**Activity**
An exact reproduction of all the entries is what the answer must contain.

**Dataset rows of page text**

__________

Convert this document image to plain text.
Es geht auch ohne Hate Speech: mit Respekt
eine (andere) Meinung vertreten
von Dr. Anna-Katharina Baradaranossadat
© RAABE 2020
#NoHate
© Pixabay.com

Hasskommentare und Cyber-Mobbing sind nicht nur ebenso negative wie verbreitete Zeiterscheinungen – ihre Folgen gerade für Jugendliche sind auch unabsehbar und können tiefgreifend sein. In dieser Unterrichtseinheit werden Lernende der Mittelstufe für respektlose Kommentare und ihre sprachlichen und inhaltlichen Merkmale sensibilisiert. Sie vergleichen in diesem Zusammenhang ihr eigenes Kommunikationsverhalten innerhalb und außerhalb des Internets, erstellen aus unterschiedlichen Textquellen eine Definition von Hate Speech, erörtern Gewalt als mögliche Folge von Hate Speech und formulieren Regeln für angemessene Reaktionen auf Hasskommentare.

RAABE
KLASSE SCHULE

__________

**Result below**
Convert this document image to plain text.
Es geht auch ohne Hate Speech: mit Respekt
eine (andere) Meinung vertreten
von Dr. Anna-Katharina Baradaranossadat
© RAABE 2020
#NoHate
© Pixabay.com

Hasskommentare und Cyber-Mobbing sind nicht nur ebenso negative wie verbreitete Zeiterscheinungen – ihre Folgen gerade für Jugendliche sind auch unabsehbar und können tiefgreifend sein. In dieser Unterrichtseinheit werden Lernende der Mittelstufe für respektlose Kommentare und ihre sprachlichen und inhaltlichen Merkmale sensibilisiert. Sie vergleichen in diesem Zusammenhang ihr eigenes Kommunikationsverhalten innerhalb und außerhalb des Internets, erstellen aus unterschiedlichen Textquellen eine Definition von Hate Speech, erörtern Gewalt als mögliche Folge von Hate Speech und formulieren Regeln für angemessene Reaktionen auf Hasskommentare.

RAABE
KLASSE SCHULE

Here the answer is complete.